**Task objective**
Each entry needs to be restated exactly as written.
--- START OF Given information ---
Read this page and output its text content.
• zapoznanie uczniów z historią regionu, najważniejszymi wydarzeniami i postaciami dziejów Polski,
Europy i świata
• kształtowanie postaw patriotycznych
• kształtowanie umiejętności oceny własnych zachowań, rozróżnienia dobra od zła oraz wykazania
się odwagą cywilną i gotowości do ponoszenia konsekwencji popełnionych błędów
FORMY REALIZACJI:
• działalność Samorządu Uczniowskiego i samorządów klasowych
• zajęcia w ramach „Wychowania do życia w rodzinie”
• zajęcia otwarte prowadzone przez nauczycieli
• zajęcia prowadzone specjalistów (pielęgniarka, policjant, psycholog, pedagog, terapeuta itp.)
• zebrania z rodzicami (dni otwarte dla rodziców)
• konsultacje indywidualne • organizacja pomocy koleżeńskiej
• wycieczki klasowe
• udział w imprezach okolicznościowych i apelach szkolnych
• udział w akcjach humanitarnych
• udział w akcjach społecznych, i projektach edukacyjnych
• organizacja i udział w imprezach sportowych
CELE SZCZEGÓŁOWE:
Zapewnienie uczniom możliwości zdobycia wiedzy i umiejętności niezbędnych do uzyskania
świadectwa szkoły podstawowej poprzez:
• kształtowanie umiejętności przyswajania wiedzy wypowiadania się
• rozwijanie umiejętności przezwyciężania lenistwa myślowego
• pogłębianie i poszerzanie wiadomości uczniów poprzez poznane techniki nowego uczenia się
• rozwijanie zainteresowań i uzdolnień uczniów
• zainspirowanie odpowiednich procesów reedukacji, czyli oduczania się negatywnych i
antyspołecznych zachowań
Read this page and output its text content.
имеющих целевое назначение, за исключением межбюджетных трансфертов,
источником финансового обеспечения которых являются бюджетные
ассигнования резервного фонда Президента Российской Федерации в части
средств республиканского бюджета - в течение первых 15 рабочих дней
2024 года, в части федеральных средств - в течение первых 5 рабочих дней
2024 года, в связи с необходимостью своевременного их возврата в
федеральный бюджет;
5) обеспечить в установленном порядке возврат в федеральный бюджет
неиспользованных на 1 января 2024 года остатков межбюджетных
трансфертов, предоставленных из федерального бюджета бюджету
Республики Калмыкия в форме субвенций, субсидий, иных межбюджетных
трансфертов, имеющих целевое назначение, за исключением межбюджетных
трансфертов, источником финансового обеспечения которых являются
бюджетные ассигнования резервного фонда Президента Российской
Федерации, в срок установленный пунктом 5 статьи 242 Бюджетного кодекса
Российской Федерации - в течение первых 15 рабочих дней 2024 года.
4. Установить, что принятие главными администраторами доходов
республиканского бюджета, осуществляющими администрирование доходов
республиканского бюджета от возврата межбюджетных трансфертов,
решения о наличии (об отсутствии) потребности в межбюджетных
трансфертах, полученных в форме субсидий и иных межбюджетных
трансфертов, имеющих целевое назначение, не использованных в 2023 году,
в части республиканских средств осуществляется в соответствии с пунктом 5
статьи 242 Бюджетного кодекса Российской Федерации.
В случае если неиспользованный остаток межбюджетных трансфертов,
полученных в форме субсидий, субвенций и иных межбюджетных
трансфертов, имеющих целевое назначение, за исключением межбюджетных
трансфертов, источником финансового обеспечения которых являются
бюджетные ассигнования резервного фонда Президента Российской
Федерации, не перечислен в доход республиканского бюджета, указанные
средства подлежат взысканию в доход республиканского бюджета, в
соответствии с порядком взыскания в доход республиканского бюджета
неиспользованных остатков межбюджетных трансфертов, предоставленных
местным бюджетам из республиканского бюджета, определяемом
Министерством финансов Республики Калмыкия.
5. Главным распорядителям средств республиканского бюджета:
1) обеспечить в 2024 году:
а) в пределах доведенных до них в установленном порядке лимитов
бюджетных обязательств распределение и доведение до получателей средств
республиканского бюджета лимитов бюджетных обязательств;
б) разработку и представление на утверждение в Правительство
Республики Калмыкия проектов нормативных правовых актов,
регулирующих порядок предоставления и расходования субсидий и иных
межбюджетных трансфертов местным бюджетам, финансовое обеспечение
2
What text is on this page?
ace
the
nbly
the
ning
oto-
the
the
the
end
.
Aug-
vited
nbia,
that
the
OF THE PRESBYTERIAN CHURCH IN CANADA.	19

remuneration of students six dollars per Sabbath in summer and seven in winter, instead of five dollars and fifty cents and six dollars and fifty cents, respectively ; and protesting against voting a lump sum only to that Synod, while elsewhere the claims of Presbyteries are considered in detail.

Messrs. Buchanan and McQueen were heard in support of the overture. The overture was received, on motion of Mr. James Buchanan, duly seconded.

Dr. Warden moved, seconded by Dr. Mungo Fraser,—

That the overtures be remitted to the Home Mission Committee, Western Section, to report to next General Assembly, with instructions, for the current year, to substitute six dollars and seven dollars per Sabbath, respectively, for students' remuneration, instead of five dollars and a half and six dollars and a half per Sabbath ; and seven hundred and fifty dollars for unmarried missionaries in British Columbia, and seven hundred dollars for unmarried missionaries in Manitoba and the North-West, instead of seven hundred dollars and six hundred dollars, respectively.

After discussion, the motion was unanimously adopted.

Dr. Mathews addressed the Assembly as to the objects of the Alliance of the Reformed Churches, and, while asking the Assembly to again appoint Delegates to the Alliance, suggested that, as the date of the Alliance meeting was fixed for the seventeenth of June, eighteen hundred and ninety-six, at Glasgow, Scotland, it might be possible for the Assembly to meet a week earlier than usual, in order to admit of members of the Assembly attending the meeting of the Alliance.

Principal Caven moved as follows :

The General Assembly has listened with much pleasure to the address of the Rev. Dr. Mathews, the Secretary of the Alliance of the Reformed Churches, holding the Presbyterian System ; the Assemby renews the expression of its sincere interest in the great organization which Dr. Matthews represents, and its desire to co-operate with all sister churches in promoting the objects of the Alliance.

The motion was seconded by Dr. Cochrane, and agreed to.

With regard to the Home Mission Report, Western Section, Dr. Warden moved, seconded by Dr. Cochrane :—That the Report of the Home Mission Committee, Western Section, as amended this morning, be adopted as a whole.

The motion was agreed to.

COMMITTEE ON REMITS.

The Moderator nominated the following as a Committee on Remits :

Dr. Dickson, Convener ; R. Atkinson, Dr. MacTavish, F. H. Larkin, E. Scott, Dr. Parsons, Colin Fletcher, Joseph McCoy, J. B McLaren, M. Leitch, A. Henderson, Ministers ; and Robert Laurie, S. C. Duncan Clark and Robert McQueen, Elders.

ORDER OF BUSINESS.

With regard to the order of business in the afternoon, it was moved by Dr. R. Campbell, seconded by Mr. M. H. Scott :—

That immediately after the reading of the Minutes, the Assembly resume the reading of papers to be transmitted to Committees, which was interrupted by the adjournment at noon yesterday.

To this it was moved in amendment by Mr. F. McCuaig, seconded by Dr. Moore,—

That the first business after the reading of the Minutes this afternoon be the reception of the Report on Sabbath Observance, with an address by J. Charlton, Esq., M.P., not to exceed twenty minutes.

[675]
--- END OF Given information ---
**Response below**
Read this page and output its text content.
• zapoznanie uczniów z historią regionu, najważniejszymi wydarzeniami i postaciami dziejów Polski,
Europy i świata
• kształtowanie postaw patriotycznych
• kształtowanie umiejętności oceny własnych zachowań, rozróżnienia dobra od zła oraz wykazania
się odwagą cywilną i gotowości do ponoszenia konsekwencji popełnionych błędów
FORMY REALIZACJI:
• działalność Samorządu Uczniowskiego i samorządów klasowych
• zajęcia w ramach „Wychowania do życia w rodzinie”
• zajęcia otwarte prowadzone przez nauczycieli
• zajęcia prowadzone specjalistów (pielęgniarka, policjant, psycholog, pedagog, terapeuta itp.)
• zebrania z rodzicami (dni otwarte dla rodziców)
• konsultacje indywidualne • organizacja pomocy koleżeńskiej
• wycieczki klasowe
• udział w imprezach okolicznościowych i apelach szkolnych
• udział w akcjach humanitarnych
• udział w akcjach społecznych, i projektach edukacyjnych
• organizacja i udział w imprezach sportowych
CELE SZCZEGÓŁOWE:
Zapewnienie uczniom możliwości zdobycia wiedzy i umiejętności niezbędnych do uzyskania
świadectwa szkoły podstawowej poprzez:
• kształtowanie umiejętności przyswajania wiedzy wypowiadania się
• rozwijanie umiejętności przezwyciężania lenistwa myślowego
• pogłębianie i poszerzanie wiadomości uczniów poprzez poznane techniki nowego uczenia się
• rozwijanie zainteresowań i uzdolnień uczniów
• zainspirowanie odpowiednich procesów reedukacji, czyli oduczania się negatywnych i
antyspołecznych zachowań
Read this page and output its text content.
имеющих целевое назначение, за исключением межбюджетных трансфертов,
источником финансового обеспечения которых являются бюджетные
ассигнования резервного фонда Президента Российской Федерации в части
средств республиканского бюджета - в течение первых 15 рабочих дней
2024 года, в части федеральных средств - в течение первых 5 рабочих дней
2024 года, в связи с необходимостью своевременного их возврата в
федеральный бюджет;
5) обеспечить в установленном порядке возврат в федеральный бюджет
неиспользованных на 1 января 2024 года остатков межбюджетных
трансфертов, предоставленных из федерального бюджета бюджету
Республики Калмыкия в форме субвенций, субсидий, иных межбюджетных
трансфертов, имеющих целевое назначение, за исключением межбюджетных
трансфертов, источником финансового обеспечения которых являются
бюджетные ассигнования резервного фонда Президента Российской
Федерации, в срок установленный пунктом 5 статьи 242 Бюджетного кодекса
Российской Федерации - в течение первых 15 рабочих дней 2024 года.
4. Установить, что принятие главными администраторами доходов
республиканского бюджета, осуществляющими администрирование доходов
республиканского бюджета от возврата межбюджетных трансфертов,
решения о наличии (об отсутствии) потребности в межбюджетных
трансфертах, полученных в форме субсидий и иных межбюджетных
трансфертов, имеющих целевое назначение, не использованных в 2023 году,
в части республиканских средств осуществляется в соответствии с пунктом 5
статьи 242 Бюджетного кодекса Российской Федерации.
В случае если неиспользованный остаток межбюджетных трансфертов,
полученных в форме субсидий, субвенций и иных межбюджетных
трансфертов, имеющих целевое назначение, за исключением межбюджетных
трансфертов, источником финансового обеспечения которых являются
бюджетные ассигнования резервного фонда Президента Российской
Федерации, не перечислен в доход республиканского бюджета, указанные
средства подлежат взысканию в доход республиканского бюджета, в
соответствии с порядком взыскания в доход республиканского бюджета
неиспользованных остатков межбюджетных трансфертов, предоставленных
местным бюджетам из республиканского бюджета, определяемом
Министерством финансов Республики Калмыкия.
5. Главным распорядителям средств республиканского бюджета:
1) обеспечить в 2024 году:
а) в пределах доведенных до них в установленном порядке лимитов
бюджетных обязательств распределение и доведение до получателей средств
республиканского бюджета лимитов бюджетных обязательств;
б) разработку и представление на утверждение в Правительство
Республики Калмыкия проектов нормативных правовых актов,
регулирующих порядок предоставления и расходования субсидий и иных
межбюджетных трансфертов местным бюджетам, финансовое обеспечение
2
What text is on this page?
ace
the
nbly
the
ning
oto-
the
the
the
end
.
Aug-
vited
nbia,
that
the
OF THE PRESBYTERIAN CHURCH IN CANADA.	19

remuneration of students six dollars per Sabbath in summer and seven in winter, instead of five dollars and fifty cents and six dollars and fifty cents, respectively ; and protesting against voting a lump sum only to that Synod, while elsewhere the claims of Presbyteries are considered in detail.

Messrs. Buchanan and McQueen were heard in support of the overture. The overture was received, on motion of Mr. James Buchanan, duly seconded.

Dr. Warden moved, seconded by Dr. Mungo Fraser,—

That the overtures be remitted to the Home Mission Committee, Western Section, to report to next General Assembly, with instructions, for the current year, to substitute six dollars and seven dollars per Sabbath, respectively, for students' remuneration, instead of five dollars and a half and six dollars and a half per Sabbath ; and seven hundred and fifty dollars for unmarried missionaries in British Columbia, and seven hundred dollars for unmarried missionaries in Manitoba and the North-West, instead of seven hundred dollars and six hundred dollars, respectively.

After discussion, the motion was unanimously adopted.

Dr. Mathews addressed the Assembly as to the objects of the Alliance of the Reformed Churches, and, while asking the Assembly to again appoint Delegates to the Alliance, suggested that, as the date of the Alliance meeting was fixed for the seventeenth of June, eighteen hundred and ninety-six, at Glasgow, Scotland, it might be possible for the Assembly to meet a week earlier than usual, in order to admit of members of the Assembly attending the meeting of the Alliance.

Principal Caven moved as follows :

The General Assembly has listened with much pleasure to the address of the Rev. Dr. Mathews, the Secretary of the Alliance of the Reformed Churches, holding the Presbyterian System ; the Assemby renews the expression of its sincere interest in the great organization which Dr. Matthews represents, and its desire to co-operate with all sister churches in promoting the objects of the Alliance.

The motion was seconded by Dr. Cochrane, and agreed to.

With regard to the Home Mission Report, Western Section, Dr. Warden moved, seconded by Dr. Cochrane :—That the Report of the Home Mission Committee, Western Section, as amended this morning, be adopted as a whole.

The motion was agreed to.

COMMITTEE ON REMITS.

The Moderator nominated the following as a Committee on Remits :

Dr. Dickson, Convener ; R. Atkinson, Dr. MacTavish, F. H. Larkin, E. Scott, Dr. Parsons, Colin Fletcher, Joseph McCoy, J. B McLaren, M. Leitch, A. Henderson, Ministers ; and Robert Laurie, S. C. Duncan Clark and Robert McQueen, Elders.

ORDER OF BUSINESS.

With regard to the order of business in the afternoon, it was moved by Dr. R. Campbell, seconded by Mr. M. H. Scott :—

That immediately after the reading of the Minutes, the Assembly resume the reading of papers to be transmitted to Committees, which was interrupted by the adjournment at noon yesterday.

To this it was moved in amendment by Mr. F. McCuaig, seconded by Dr. Moore,—

That the first business after the reading of the Minutes this afternoon be the reception of the Report on Sabbath Observance, with an address by J. Charlton, Esq., M.P., not to exceed twenty minutes.

[675]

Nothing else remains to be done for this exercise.